Recorded data
— START —

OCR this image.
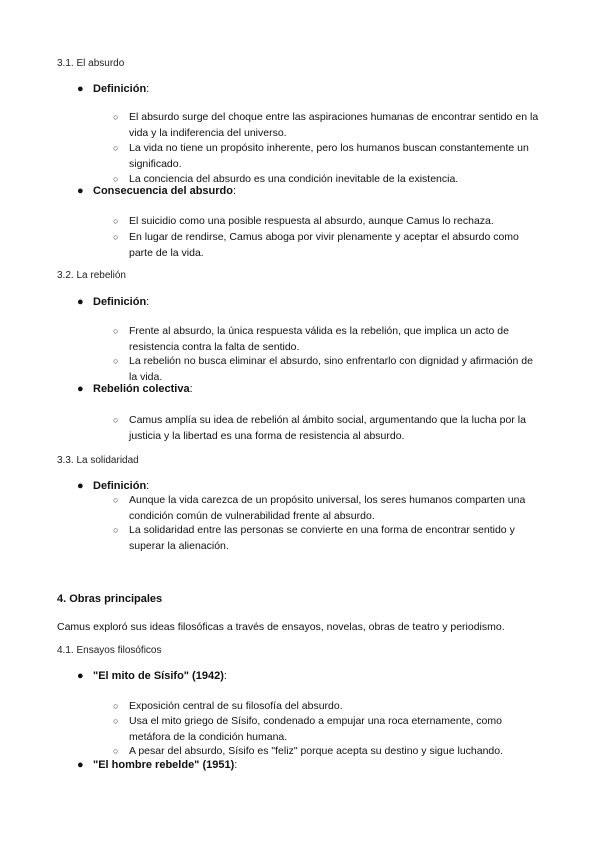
3.1. El absurdo
● Definición:
○ El absurdo surge del choque entre las aspiraciones humanas de encontrar sentido en la vida y la indiferencia del universo.
○ La vida no tiene un propósito inherente, pero los humanos buscan constantemente un significado.
○ La conciencia del absurdo es una condición inevitable de la existencia.
● Consecuencia del absurdo:
○ El suicidio como una posible respuesta al absurdo, aunque Camus lo rechaza.
○ En lugar de rendirse, Camus aboga por vivir plenamente y aceptar el absurdo como parte de la vida.
3.2. La rebelión
● Definición:
○ Frente al absurdo, la única respuesta válida es la rebelión, que implica un acto de resistencia contra la falta de sentido.
○ La rebelión no busca eliminar el absurdo, sino enfrentarlo con dignidad y afirmación de la vida.
● Rebelión colectiva:
○ Camus amplía su idea de rebelión al ámbito social, argumentando que la lucha por la justicia y la libertad es una forma de resistencia al absurdo.
3.3. La solidaridad
● Definición:
○ Aunque la vida carezca de un propósito universal, los seres humanos comparten una condición común de vulnerabilidad frente al absurdo.
○ La solidaridad entre las personas se convierte en una forma de encontrar sentido y superar la alienación.
4. Obras principales
Camus exploró sus ideas filosóficas a través de ensayos, novelas, obras de teatro y periodismo.
4.1. Ensayos filosóficos
● "El mito de Sísifo" (1942):
○ Exposición central de su filosofía del absurdo.
○ Usa el mito griego de Sísifo, condenado a empujar una roca eternamente, como metáfora de la condición humana.
○ A pesar del absurdo, Sísifo es "feliz" porque acepta su destino y sigue luchando.
● "El hombre rebelde" (1951):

— END —

## TO DO
Filter the records down to the lines that contain the string "entre", and copy those lines.

## RESPONSE TO THIS TASK
○ El absurdo surge del choque entre las aspiraciones humanas de encontrar sentido en la vida y la indiferencia del universo.
○ La solidaridad entre las personas se convierte en una forma de encontrar sentido y superar la alienación.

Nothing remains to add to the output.